[Start of Data listing]
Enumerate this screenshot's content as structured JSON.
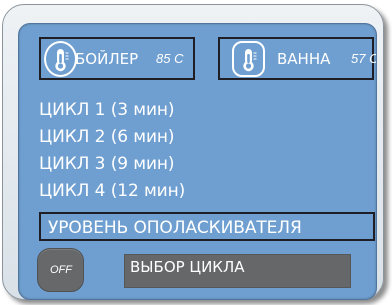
{
  "colors": {
    "screen": "#6f9fd0",
    "text": "#ffffff",
    "button": "#656769",
    "frame_outline": "#1e1e24"
  },
  "sensors": {
    "boiler": {
      "label": "БОЙЛЕР",
      "value": "85 С",
      "icon": "thermometer-icon"
    },
    "bath": {
      "label": "ВАННА",
      "value": "57 С",
      "icon": "thermometer-icon"
    }
  },
  "cycles": [
    "ЦИКЛ 1 (3 мин)",
    "ЦИКЛ 2 (6 мин)",
    "ЦИКЛ 3 (9 мин)",
    "ЦИКЛ 4 (12 мин)"
  ],
  "rinse_level": {
    "label": "УРОВЕНЬ ОПОЛАСКИВАТЕЛЯ"
  },
  "buttons": {
    "off": "OFF",
    "select_cycle": "ВЫБОР ЦИКЛА"
  }
}
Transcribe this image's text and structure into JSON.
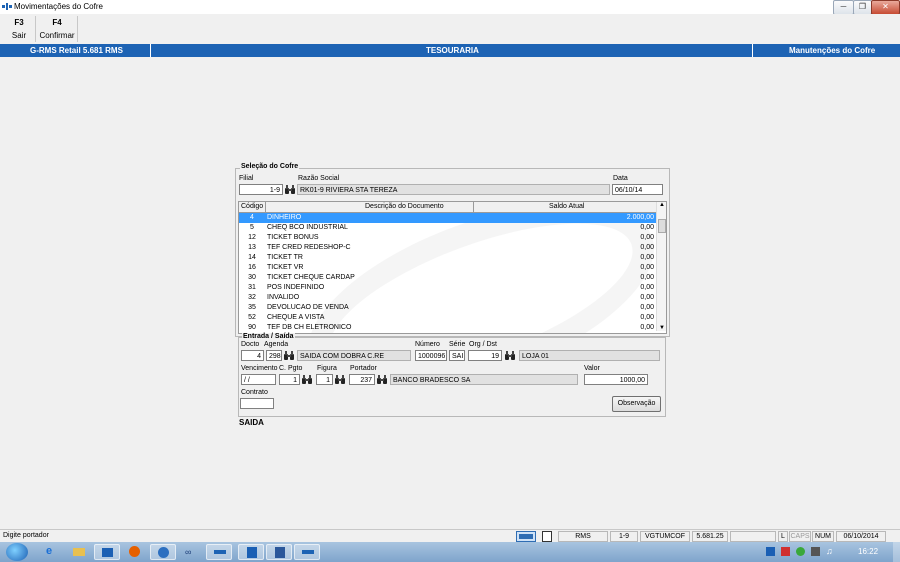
{
  "window": {
    "title": "Movimentações do Cofre",
    "controls": [
      "minimize-icon",
      "maximize-icon",
      "close-icon"
    ]
  },
  "toolbar": {
    "f3_key": "F3",
    "f3_label": "Sair",
    "f4_key": "F4",
    "f4_label": "Confirmar"
  },
  "header": {
    "left": "G-RMS Retail 5.681 RMS",
    "center": "TESOURARIA",
    "right": "Manutenções do Cofre"
  },
  "selecao": {
    "group_title": "Seleção do Cofre",
    "filial_label": "Filial",
    "filial_value": "1-9",
    "razao_label": "Razão Social",
    "razao_value": "RK01-9 RIVIERA STA TEREZA",
    "data_label": "Data",
    "data_value": "06/10/14"
  },
  "grid": {
    "headers": {
      "codigo": "Código",
      "descricao": "Descrição do Documento",
      "saldo": "Saldo Atual"
    },
    "rows": [
      {
        "codigo": "4",
        "descricao": "DINHEIRO",
        "saldo": "2.000,00",
        "selected": true
      },
      {
        "codigo": "5",
        "descricao": "CHEQ BCO INDUSTRIAL",
        "saldo": "0,00"
      },
      {
        "codigo": "12",
        "descricao": "TICKET BONUS",
        "saldo": "0,00"
      },
      {
        "codigo": "13",
        "descricao": "TEF CRED REDESHOP-C",
        "saldo": "0,00"
      },
      {
        "codigo": "14",
        "descricao": "TICKET TR",
        "saldo": "0,00"
      },
      {
        "codigo": "16",
        "descricao": "TICKET VR",
        "saldo": "0,00"
      },
      {
        "codigo": "30",
        "descricao": "TICKET CHEQUE CARDAP",
        "saldo": "0,00"
      },
      {
        "codigo": "31",
        "descricao": "POS INDEFINIDO",
        "saldo": "0,00"
      },
      {
        "codigo": "32",
        "descricao": "INVALIDO",
        "saldo": "0,00"
      },
      {
        "codigo": "35",
        "descricao": "DEVOLUCAO DE VENDA",
        "saldo": "0,00"
      },
      {
        "codigo": "52",
        "descricao": "CHEQUE A VISTA",
        "saldo": "0,00"
      },
      {
        "codigo": "90",
        "descricao": "TEF DB CH ELETRONICO",
        "saldo": "0,00"
      }
    ]
  },
  "entrada": {
    "group_title": "Entrada / Saída",
    "docto_label": "Docto",
    "docto_value": "4",
    "agenda_label": "Agenda",
    "agenda_value": "298",
    "agenda_desc": "SAIDA COM DOBRA C.RE",
    "numero_label": "Número",
    "numero_value": "1000096",
    "serie_label": "Série",
    "serie_value": "SAI",
    "org_label": "Org / Dst",
    "org_value": "19",
    "org_desc": "LOJA 01",
    "venc_label": "Vencimento",
    "venc_value": "/ /",
    "cpgto_label": "C. Pgto",
    "cpgto_value": "1",
    "figura_label": "Figura",
    "figura_value": "1",
    "portador_label": "Portador",
    "portador_value": "237",
    "portador_desc": "BANCO BRADESCO SA",
    "valor_label": "Valor",
    "valor_value": "1000,00",
    "contrato_label": "Contrato",
    "contrato_value": "",
    "obs_button": "Observação"
  },
  "mode_label": "SAIDA",
  "statusbar": {
    "message": "Digite portador",
    "app": "RMS",
    "filial": "1-9",
    "program": "VGTUMCOF",
    "version": "5.681.25",
    "lock": "L",
    "caps": "CAPS",
    "num": "NUM",
    "date": "06/10/2014"
  },
  "taskbar": {
    "clock": "16:22"
  }
}
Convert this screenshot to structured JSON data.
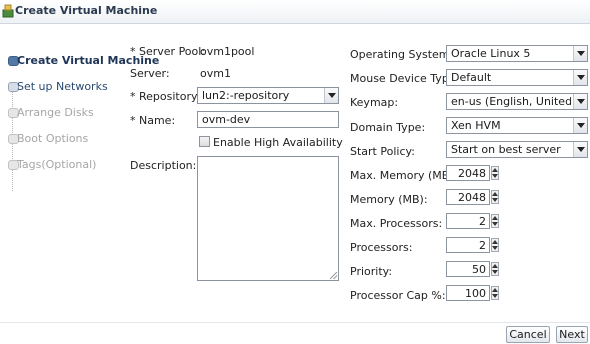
[End of Data listing]
- _Given request_: Extract all the data above exactly, excluding every picture.

- _Solution for this task_:
Enumerate this screenshot's content as structured JSON.
{
  "colors": {
    "screen": "#6f9fd0",
    "text": "#ffffff",
    "button": "#656769",
    "frame_outline": "#1e1e24"
  },
  "sensors": {
    "boiler": {
      "label": "БОЙЛЕР",
      "value": "85 С",
      "icon": "thermometer-icon"
    },
    "bath": {
      "label": "ВАННА",
      "value": "57 С",
      "icon": "thermometer-icon"
    }
  },
  "cycles": [
    "ЦИКЛ 1 (3 мин)",
    "ЦИКЛ 2 (6 мин)",
    "ЦИКЛ 3 (9 мин)",
    "ЦИКЛ 4 (12 мин)"
  ],
  "rinse_level": {
    "label": "УРОВЕНЬ ОПОЛАСКИВАТЕЛЯ"
  },
  "buttons": {
    "off": "OFF",
    "select_cycle": "ВЫБОР ЦИКЛА"
  }
}
Transcribe this image's text and structure into JSON.
{
  "window": {
    "title": "Movimentações do Cofre",
    "controls": [
      "minimize-icon",
      "maximize-icon",
      "close-icon"
    ]
  },
  "toolbar": {
    "f3_key": "F3",
    "f3_label": "Sair",
    "f4_key": "F4",
    "f4_label": "Confirmar"
  },
  "header": {
    "left": "G-RMS Retail 5.681 RMS",
    "center": "TESOURARIA",
    "right": "Manutenções do Cofre"
  },
  "selecao": {
    "group_title": "Seleção do Cofre",
    "filial_label": "Filial",
    "filial_value": "1-9",
    "razao_label": "Razão Social",
    "razao_value": "RK01-9 RIVIERA STA TEREZA",
    "data_label": "Data",
    "data_value": "06/10/14"
  },
  "grid": {
    "headers": {
      "codigo": "Código",
      "descricao": "Descrição do Documento",
      "saldo": "Saldo Atual"
    },
    "rows": [
      {
        "codigo": "4",
        "descricao": "DINHEIRO",
        "saldo": "2.000,00",
        "selected": true
      },
      {
        "codigo": "5",
        "descricao": "CHEQ BCO INDUSTRIAL",
        "saldo": "0,00"
      },
      {
        "codigo": "12",
        "descricao": "TICKET BONUS",
        "saldo": "0,00"
      },
      {
        "codigo": "13",
        "descricao": "TEF CRED REDESHOP-C",
        "saldo": "0,00"
      },
      {
        "codigo": "14",
        "descricao": "TICKET TR",
        "saldo": "0,00"
      },
      {
        "codigo": "16",
        "descricao": "TICKET VR",
        "saldo": "0,00"
      },
      {
        "codigo": "30",
        "descricao": "TICKET CHEQUE CARDAP",
        "saldo": "0,00"
      },
      {
        "codigo": "31",
        "descricao": "POS INDEFINIDO",
        "saldo": "0,00"
      },
      {
        "codigo": "32",
        "descricao": "INVALIDO",
        "saldo": "0,00"
      },
      {
        "codigo": "35",
        "descricao": "DEVOLUCAO DE VENDA",
        "saldo": "0,00"
      },
      {
        "codigo": "52",
        "descricao": "CHEQUE A VISTA",
        "saldo": "0,00"
      },
      {
        "codigo": "90",
        "descricao": "TEF DB CH ELETRONICO",
        "saldo": "0,00"
      }
    ]
  },
  "entrada": {
    "group_title": "Entrada / Saída",
    "docto_label": "Docto",
    "docto_value": "4",
    "agenda_label": "Agenda",
    "agenda_value": "298",
    "agenda_desc": "SAIDA COM DOBRA C.RE",
    "numero_label": "Número",
    "numero_value": "1000096",
    "serie_label": "Série",
    "serie_value": "SAI",
    "org_label": "Org / Dst",
    "org_value": "19",
    "org_desc": "LOJA 01",
    "venc_label": "Vencimento",
    "venc_value": "/ /",
    "cpgto_label": "C. Pgto",
    "cpgto_value": "1",
    "figura_label": "Figura",
    "figura_value": "1",
    "portador_label": "Portador",
    "portador_value": "237",
    "portador_desc": "BANCO BRADESCO SA",
    "valor_label": "Valor",
    "valor_value": "1000,00",
    "contrato_label": "Contrato",
    "contrato_value": "",
    "obs_button": "Observação"
  },
  "mode_label": "SAIDA",
  "statusbar": {
    "message": "Digite portador",
    "app": "RMS",
    "filial": "1-9",
    "program": "VGTUMCOF",
    "version": "5.681.25",
    "lock": "L",
    "caps": "CAPS",
    "num": "NUM",
    "date": "06/10/2014"
  },
  "taskbar": {
    "clock": "16:22"
  }
}
Convert this screenshot to structured JSON data.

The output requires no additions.